[Directions for this task]: Check every line below for the word "استحباب" and show those that hold it.
──────────────────────────────
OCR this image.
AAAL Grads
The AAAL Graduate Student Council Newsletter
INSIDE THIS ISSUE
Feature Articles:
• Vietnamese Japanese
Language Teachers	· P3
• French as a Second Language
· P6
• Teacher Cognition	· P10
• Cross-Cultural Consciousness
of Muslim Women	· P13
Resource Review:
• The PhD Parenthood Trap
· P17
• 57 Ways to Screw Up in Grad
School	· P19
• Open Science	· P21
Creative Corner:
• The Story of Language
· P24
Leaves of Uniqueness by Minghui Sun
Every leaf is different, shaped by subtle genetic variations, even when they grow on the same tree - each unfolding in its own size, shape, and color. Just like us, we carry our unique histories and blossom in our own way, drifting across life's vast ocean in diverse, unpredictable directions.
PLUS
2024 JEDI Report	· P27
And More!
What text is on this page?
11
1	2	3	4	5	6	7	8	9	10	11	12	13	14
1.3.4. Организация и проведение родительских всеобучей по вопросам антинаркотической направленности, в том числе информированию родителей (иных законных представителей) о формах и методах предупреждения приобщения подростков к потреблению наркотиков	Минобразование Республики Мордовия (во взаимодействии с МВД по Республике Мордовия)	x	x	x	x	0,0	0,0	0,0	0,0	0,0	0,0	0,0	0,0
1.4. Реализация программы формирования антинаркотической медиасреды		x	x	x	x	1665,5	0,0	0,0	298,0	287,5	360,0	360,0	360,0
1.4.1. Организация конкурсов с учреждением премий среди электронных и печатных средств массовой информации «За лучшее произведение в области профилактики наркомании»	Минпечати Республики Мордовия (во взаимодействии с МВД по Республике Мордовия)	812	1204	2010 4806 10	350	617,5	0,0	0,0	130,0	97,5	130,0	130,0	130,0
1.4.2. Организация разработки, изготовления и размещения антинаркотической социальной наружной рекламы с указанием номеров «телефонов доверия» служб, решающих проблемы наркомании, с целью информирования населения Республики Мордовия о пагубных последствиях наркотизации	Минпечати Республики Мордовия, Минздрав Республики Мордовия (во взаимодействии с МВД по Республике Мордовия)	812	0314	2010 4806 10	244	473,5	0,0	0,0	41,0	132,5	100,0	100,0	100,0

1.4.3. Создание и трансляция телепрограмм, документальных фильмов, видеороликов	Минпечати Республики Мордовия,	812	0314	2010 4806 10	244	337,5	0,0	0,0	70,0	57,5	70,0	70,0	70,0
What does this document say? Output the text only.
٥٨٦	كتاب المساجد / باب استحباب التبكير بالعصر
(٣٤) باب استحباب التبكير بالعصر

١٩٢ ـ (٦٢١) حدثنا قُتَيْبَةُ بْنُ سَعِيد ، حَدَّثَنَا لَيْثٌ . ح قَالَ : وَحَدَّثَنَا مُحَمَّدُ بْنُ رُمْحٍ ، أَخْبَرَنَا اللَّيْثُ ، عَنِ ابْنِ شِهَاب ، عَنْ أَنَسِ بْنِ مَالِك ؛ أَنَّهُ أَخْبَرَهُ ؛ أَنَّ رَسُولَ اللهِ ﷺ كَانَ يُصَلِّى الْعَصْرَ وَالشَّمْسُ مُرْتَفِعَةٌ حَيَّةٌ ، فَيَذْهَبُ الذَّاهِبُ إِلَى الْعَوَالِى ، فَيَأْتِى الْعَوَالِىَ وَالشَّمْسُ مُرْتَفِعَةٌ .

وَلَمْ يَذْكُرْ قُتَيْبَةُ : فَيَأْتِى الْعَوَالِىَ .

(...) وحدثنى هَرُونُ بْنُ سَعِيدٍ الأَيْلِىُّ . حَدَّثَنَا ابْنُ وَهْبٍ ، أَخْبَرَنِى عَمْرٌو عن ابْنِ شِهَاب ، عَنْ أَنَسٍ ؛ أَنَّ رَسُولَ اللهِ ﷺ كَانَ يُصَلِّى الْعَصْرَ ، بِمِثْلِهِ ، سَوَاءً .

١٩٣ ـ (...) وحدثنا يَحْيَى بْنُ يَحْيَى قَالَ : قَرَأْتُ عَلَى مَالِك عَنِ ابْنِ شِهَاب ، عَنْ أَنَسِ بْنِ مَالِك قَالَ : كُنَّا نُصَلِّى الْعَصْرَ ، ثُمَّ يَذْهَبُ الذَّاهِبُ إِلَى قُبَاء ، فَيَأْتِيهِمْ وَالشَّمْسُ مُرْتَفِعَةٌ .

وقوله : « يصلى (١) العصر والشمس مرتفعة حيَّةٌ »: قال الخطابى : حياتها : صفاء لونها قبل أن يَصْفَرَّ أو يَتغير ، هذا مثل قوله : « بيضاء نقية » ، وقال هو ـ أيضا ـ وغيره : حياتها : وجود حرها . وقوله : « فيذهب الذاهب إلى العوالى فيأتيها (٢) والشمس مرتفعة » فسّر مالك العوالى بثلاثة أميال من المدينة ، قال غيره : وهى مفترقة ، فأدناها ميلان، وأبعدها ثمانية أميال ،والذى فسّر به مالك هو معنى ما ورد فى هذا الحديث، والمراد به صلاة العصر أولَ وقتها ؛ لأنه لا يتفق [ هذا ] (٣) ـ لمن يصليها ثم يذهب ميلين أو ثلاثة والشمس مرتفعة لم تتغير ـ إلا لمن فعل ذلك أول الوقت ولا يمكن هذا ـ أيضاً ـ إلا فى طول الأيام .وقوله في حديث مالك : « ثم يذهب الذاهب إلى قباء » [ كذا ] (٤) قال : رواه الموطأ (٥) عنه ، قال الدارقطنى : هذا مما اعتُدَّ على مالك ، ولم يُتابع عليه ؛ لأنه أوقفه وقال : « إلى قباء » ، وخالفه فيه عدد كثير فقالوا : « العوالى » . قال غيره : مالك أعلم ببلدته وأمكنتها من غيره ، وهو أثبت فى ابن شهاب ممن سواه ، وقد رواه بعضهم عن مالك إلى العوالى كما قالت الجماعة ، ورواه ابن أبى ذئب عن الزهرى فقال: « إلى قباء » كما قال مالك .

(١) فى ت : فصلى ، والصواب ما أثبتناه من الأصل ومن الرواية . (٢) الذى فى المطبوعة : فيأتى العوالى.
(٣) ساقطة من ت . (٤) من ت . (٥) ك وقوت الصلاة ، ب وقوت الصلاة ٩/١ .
──────────────────────────────
[Solved exercise]:
٥٨٦	كتاب المساجد / باب استحباب التبكير بالعصر
(٣٤) باب استحباب التبكير بالعصر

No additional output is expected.